►
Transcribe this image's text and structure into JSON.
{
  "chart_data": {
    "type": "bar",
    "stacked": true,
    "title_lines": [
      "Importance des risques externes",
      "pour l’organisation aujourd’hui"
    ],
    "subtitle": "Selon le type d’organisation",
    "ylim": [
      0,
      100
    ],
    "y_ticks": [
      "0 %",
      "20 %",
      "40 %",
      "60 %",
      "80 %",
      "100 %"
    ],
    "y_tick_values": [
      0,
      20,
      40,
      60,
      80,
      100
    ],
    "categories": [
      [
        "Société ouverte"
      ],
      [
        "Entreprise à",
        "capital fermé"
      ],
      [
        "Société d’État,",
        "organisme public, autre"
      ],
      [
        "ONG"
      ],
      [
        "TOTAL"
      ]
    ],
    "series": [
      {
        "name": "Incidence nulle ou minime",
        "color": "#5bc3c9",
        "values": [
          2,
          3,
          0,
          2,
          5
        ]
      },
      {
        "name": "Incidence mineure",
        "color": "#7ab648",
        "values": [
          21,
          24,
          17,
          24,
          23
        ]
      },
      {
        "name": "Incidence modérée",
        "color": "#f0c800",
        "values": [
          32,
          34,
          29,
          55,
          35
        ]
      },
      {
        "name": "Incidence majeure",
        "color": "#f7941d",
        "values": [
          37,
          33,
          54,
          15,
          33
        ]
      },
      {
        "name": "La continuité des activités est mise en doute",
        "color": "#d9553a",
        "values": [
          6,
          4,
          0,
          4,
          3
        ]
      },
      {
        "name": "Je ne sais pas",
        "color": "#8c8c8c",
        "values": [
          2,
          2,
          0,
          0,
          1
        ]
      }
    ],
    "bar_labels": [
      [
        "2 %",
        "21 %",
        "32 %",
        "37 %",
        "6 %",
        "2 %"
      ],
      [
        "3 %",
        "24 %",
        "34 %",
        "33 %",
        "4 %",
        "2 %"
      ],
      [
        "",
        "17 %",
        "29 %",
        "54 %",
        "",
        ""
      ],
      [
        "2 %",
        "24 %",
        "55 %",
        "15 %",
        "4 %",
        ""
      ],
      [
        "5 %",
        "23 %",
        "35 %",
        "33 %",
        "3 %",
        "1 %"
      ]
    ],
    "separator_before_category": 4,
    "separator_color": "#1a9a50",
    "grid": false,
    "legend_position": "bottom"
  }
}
◄
◆ Goal ◆
Check every line of the entries above for the word "Incidence" and report how many lines contain it, giving the number only.

◆ The output ◆
4